What is being asked >> Extract, from the listing that follows, each line containing the word "words".

-------- Data shown --------

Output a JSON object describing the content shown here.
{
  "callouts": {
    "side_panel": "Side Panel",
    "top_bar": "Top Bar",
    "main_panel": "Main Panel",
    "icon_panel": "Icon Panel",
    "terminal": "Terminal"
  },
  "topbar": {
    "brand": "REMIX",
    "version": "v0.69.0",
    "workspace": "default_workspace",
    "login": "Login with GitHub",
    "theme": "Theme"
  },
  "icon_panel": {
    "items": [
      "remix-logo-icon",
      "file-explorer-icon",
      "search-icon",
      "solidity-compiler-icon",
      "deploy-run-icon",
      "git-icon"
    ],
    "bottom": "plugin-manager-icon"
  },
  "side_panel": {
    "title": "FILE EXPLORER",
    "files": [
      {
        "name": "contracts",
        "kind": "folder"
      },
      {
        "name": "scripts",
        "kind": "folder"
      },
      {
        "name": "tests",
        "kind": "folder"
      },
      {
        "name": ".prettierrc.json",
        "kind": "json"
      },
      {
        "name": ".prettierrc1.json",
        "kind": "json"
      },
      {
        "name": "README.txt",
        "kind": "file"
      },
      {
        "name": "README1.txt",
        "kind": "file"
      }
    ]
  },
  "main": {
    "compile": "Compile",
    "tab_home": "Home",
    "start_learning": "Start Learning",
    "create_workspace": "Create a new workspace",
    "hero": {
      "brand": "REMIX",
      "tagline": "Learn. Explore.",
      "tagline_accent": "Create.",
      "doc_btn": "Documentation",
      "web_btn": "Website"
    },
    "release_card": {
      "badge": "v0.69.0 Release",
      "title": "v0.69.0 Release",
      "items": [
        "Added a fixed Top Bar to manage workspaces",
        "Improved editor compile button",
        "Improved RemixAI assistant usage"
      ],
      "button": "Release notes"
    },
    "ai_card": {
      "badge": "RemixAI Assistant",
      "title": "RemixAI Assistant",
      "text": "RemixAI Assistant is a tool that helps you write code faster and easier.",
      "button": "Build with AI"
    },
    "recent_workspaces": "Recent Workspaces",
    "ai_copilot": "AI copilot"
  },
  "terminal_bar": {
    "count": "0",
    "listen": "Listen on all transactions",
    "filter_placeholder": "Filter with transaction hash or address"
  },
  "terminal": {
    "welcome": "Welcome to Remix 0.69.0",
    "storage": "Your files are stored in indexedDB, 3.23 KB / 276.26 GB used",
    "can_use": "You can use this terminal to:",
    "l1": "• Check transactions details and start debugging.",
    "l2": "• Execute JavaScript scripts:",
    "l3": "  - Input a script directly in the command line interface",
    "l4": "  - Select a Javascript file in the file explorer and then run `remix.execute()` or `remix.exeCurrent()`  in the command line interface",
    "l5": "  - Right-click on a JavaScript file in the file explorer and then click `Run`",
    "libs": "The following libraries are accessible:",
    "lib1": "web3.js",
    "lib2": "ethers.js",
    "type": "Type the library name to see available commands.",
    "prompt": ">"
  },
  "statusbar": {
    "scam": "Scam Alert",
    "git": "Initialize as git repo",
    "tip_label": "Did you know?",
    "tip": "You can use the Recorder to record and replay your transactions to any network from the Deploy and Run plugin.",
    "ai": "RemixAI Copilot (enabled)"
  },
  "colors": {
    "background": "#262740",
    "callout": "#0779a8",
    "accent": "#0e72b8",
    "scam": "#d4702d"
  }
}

--------
-------- Data shown --------

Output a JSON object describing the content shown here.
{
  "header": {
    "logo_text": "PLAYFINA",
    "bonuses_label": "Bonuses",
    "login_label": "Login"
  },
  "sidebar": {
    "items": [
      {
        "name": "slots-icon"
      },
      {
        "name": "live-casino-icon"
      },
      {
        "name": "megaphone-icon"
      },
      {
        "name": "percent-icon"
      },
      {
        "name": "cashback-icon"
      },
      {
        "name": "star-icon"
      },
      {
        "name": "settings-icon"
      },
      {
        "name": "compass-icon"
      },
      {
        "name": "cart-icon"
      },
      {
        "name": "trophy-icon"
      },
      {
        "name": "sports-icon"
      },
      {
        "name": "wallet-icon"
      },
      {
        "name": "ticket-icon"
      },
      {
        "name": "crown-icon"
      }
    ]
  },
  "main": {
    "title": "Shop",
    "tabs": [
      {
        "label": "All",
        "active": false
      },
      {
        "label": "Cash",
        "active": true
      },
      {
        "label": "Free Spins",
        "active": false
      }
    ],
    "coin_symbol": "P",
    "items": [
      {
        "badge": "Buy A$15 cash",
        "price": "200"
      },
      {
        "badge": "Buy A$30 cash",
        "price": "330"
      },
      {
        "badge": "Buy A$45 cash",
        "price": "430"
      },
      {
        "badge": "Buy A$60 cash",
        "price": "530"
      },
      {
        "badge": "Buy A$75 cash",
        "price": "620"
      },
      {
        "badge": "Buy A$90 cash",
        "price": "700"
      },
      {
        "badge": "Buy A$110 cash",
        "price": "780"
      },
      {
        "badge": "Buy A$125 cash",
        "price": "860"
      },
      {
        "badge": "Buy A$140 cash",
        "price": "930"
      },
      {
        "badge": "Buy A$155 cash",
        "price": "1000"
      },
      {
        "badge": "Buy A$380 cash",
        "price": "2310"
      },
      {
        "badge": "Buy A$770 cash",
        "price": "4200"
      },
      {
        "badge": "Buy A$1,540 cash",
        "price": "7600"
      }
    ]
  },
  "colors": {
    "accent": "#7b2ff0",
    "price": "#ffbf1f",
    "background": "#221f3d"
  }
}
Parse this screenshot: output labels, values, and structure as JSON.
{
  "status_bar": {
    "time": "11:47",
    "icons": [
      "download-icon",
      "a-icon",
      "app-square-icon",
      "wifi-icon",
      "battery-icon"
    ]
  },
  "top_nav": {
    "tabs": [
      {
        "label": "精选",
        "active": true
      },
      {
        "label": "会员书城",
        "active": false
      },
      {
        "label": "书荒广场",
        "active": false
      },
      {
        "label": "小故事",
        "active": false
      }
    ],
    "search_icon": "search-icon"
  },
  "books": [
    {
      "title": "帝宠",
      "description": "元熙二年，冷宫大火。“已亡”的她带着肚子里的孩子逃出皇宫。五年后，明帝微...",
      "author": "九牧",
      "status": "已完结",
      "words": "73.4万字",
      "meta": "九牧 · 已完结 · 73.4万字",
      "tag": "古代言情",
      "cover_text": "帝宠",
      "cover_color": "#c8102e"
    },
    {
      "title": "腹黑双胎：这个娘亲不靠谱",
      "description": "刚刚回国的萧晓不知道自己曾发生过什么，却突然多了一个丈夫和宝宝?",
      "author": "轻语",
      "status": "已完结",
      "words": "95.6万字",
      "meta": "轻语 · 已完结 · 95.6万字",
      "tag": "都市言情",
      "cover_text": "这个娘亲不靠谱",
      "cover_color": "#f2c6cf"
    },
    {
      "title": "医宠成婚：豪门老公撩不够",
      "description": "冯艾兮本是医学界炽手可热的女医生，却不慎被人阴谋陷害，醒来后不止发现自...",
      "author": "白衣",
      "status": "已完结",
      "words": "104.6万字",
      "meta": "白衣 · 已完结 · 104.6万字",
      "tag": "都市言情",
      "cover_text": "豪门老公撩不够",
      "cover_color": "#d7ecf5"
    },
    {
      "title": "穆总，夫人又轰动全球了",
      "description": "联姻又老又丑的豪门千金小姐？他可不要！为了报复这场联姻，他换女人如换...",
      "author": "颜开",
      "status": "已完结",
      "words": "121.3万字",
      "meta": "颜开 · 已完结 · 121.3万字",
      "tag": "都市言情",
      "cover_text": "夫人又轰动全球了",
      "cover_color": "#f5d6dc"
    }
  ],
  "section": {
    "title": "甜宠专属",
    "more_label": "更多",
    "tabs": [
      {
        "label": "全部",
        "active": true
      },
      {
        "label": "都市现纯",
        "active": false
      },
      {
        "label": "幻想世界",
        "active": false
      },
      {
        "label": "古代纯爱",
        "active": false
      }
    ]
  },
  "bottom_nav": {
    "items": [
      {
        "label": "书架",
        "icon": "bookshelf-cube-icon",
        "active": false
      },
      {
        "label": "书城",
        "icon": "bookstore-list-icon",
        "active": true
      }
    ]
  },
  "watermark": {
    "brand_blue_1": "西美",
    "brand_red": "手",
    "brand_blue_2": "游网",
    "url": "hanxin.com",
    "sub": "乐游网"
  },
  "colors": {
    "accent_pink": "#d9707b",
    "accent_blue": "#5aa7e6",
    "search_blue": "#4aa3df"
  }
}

--------

Solution for this task >>
      "words": "73.4万字",
      "words": "95.6万字",
      "words": "104.6万字",
      "words": "121.3万字",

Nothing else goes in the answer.